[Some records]
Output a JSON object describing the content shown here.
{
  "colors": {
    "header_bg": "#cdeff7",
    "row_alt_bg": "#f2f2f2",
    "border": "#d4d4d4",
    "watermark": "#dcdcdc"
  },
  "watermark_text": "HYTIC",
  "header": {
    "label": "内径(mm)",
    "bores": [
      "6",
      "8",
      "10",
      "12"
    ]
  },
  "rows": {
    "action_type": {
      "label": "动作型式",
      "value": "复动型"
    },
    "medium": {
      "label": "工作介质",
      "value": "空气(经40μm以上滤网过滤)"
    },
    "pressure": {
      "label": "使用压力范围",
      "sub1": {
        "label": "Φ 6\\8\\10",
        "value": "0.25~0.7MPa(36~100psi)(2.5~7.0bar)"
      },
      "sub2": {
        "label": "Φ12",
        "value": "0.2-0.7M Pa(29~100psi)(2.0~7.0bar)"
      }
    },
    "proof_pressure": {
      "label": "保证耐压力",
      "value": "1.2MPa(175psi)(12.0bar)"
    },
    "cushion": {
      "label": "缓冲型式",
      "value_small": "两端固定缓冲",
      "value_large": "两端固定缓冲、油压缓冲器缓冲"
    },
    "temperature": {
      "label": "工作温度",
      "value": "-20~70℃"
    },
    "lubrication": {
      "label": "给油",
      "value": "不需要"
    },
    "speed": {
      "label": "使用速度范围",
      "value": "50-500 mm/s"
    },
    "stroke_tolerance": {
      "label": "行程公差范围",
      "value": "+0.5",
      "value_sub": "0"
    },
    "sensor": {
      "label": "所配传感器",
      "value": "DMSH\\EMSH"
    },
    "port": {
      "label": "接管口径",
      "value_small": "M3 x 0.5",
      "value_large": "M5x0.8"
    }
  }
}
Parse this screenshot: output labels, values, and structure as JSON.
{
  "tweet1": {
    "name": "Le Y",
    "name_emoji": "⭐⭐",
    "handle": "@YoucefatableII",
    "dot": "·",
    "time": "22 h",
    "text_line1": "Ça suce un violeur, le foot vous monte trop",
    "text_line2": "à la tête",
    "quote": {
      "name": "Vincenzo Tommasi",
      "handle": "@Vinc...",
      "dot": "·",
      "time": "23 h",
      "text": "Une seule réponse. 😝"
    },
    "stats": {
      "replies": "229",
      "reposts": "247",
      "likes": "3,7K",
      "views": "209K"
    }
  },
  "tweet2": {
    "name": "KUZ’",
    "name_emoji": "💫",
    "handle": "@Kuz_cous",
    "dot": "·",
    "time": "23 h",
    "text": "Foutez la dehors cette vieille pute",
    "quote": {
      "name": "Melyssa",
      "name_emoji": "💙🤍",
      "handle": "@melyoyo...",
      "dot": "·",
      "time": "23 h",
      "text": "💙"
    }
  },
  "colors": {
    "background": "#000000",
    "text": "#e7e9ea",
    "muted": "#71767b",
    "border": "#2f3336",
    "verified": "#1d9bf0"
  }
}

**STATED GOAL:** Look for "handle" and pull out every line that has it.

**SOLUTION FOR THIS EXERCISE:**
    "handle": "@YoucefatableII",
      "handle": "@Vinc...",
    "handle": "@Kuz_cous",
      "handle": "@melyoyo...",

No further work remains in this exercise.